Entries shown »
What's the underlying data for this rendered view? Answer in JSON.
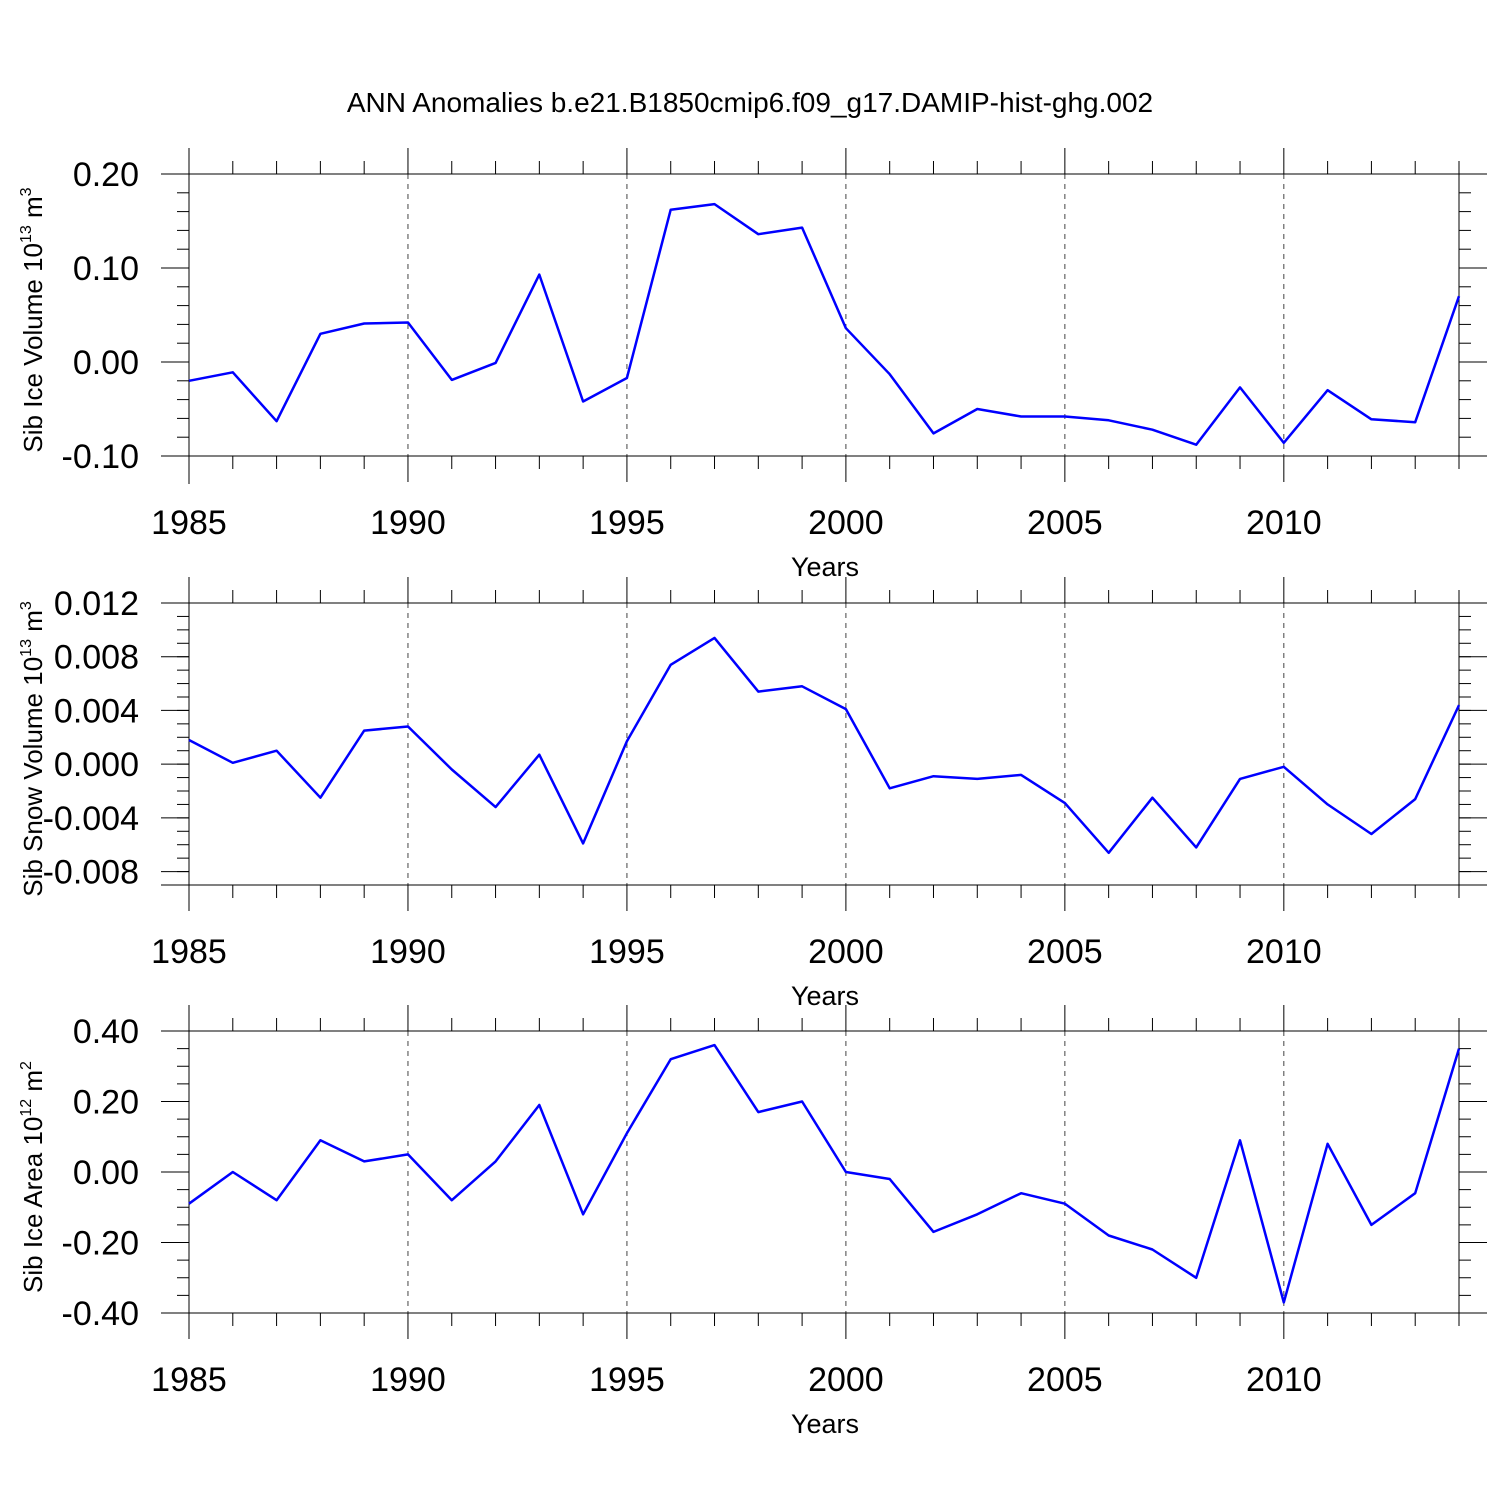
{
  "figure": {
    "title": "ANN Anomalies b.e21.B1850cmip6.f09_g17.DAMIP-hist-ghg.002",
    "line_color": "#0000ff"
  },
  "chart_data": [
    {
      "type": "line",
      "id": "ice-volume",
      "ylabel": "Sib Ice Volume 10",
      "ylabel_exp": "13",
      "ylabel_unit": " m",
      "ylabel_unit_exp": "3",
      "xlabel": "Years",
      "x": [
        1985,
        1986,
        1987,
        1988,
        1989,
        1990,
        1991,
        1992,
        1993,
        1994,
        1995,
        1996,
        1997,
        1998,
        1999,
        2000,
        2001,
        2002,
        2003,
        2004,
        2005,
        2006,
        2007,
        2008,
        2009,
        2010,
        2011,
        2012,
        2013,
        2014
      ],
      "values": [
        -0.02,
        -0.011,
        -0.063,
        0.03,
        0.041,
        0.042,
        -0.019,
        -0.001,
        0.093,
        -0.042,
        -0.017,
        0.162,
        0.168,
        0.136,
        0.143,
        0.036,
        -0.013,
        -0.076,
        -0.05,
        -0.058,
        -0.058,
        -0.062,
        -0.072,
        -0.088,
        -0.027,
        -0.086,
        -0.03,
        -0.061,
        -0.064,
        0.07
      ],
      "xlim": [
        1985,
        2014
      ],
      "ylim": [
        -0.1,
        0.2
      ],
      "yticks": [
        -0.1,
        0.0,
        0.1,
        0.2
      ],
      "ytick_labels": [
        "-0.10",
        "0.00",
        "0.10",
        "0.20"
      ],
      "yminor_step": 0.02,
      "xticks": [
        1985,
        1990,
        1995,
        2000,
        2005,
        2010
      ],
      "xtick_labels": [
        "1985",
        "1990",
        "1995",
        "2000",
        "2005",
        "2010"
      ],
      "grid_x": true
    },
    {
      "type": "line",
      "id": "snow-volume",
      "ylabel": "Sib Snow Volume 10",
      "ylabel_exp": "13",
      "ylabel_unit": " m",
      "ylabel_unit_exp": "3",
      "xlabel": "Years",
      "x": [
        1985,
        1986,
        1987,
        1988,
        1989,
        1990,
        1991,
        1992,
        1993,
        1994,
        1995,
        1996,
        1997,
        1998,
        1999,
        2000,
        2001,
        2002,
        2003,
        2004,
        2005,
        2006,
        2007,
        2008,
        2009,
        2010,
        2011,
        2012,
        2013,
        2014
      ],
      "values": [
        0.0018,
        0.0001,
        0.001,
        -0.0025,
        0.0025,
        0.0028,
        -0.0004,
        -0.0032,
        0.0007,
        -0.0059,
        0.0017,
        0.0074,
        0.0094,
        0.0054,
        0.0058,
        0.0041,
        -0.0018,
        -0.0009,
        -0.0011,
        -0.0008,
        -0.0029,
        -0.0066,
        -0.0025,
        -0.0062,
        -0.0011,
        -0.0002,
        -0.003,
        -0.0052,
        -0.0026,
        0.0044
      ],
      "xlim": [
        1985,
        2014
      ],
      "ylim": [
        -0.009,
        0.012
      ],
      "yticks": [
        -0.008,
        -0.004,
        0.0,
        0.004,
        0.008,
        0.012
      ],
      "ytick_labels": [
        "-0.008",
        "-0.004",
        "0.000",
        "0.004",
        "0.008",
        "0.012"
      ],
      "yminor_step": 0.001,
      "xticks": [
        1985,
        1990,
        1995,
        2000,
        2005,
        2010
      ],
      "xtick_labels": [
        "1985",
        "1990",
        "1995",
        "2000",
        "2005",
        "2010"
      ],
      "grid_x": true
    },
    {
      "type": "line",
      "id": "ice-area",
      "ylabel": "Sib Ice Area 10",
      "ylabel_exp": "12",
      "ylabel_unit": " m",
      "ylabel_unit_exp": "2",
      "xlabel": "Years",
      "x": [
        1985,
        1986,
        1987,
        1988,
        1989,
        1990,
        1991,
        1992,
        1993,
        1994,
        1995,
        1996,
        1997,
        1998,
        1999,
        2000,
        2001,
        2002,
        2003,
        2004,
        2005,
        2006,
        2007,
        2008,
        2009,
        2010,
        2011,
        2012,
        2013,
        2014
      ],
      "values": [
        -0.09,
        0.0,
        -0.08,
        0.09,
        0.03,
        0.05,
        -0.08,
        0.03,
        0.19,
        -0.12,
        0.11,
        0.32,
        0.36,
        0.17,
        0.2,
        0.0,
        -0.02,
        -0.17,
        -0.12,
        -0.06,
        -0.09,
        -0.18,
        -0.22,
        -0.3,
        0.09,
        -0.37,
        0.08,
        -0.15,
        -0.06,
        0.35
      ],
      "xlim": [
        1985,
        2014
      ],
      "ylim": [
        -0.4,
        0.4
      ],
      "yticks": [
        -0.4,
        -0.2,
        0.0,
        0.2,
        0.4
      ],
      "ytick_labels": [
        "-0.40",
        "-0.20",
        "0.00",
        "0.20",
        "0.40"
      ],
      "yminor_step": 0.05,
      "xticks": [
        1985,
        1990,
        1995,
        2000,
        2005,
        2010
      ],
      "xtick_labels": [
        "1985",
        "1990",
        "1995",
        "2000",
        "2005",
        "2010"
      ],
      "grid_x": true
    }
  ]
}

--

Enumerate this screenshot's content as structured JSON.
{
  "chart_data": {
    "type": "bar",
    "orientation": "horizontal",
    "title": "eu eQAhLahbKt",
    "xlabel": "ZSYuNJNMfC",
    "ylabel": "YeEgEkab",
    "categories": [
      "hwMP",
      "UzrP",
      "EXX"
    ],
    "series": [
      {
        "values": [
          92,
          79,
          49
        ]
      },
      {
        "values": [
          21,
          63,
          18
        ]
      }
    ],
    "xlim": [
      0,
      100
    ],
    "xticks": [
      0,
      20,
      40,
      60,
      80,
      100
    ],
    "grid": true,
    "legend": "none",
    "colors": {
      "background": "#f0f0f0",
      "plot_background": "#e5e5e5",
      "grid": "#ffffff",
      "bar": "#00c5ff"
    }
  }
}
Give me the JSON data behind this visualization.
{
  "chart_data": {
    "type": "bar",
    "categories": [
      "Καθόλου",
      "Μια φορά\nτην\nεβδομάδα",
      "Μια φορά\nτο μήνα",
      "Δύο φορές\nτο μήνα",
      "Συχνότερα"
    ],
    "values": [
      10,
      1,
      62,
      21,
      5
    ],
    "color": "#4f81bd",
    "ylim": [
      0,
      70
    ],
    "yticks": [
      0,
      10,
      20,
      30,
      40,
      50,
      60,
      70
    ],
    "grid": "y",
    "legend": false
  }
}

Set task »
Return every line from the records above that holds the word "title".

The response »
    "title": "ANN Anomalies b.e21.B1850cmip6.f09_g17.DAMIP-hist-ghg.002",
    "title": "eu eQAhLahbKt",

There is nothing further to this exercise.